● DATA SECTION

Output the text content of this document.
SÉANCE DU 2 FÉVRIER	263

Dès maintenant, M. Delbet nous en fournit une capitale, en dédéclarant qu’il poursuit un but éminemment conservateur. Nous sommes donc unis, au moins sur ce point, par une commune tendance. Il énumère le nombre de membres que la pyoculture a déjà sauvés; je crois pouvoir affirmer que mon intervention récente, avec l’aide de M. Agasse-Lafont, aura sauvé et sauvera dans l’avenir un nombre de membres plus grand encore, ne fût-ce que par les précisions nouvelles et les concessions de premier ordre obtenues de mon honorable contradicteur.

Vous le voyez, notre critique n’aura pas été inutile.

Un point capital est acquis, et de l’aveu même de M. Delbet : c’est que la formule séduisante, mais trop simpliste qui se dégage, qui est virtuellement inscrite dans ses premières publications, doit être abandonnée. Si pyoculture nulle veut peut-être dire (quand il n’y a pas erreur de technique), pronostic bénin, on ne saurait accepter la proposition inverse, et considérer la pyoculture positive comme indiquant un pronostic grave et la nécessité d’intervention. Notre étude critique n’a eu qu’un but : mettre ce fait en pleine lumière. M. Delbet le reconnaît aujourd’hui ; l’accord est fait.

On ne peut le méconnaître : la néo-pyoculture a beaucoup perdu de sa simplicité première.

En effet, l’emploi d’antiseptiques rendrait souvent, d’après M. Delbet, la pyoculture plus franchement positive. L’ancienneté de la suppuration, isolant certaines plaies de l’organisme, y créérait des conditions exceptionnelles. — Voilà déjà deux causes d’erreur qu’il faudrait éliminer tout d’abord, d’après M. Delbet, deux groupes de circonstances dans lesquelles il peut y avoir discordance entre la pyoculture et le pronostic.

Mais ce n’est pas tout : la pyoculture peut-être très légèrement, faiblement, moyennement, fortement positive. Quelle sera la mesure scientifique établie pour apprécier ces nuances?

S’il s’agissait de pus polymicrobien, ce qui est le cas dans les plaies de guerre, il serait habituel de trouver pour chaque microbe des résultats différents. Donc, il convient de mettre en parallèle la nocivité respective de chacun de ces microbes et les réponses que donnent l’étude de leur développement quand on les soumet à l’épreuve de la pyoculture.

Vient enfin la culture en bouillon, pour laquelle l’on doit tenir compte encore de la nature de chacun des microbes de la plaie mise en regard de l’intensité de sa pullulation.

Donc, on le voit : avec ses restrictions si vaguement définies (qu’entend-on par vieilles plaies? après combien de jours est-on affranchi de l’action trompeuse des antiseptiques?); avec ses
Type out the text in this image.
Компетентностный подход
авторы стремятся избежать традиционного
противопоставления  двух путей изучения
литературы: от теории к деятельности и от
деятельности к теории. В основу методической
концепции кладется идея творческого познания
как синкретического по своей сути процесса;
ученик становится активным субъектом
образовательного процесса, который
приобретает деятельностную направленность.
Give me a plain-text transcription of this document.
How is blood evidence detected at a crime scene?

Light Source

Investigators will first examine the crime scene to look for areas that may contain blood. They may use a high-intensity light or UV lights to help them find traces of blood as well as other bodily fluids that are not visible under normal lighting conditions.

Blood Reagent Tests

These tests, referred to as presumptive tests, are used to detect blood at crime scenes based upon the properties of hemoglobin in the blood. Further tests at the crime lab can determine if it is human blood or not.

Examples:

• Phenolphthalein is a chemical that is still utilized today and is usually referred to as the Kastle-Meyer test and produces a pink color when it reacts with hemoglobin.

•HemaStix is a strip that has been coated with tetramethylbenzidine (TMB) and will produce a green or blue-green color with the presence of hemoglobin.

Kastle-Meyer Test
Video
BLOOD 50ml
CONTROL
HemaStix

● PROBLEM TO SOLVE
Select from the material above each line in which the string "text" appears, and list those lines.

● THE COMPLETED TASK
Output the text content of this document.
Type out the text in this image.
Give me a plain-text transcription of this document.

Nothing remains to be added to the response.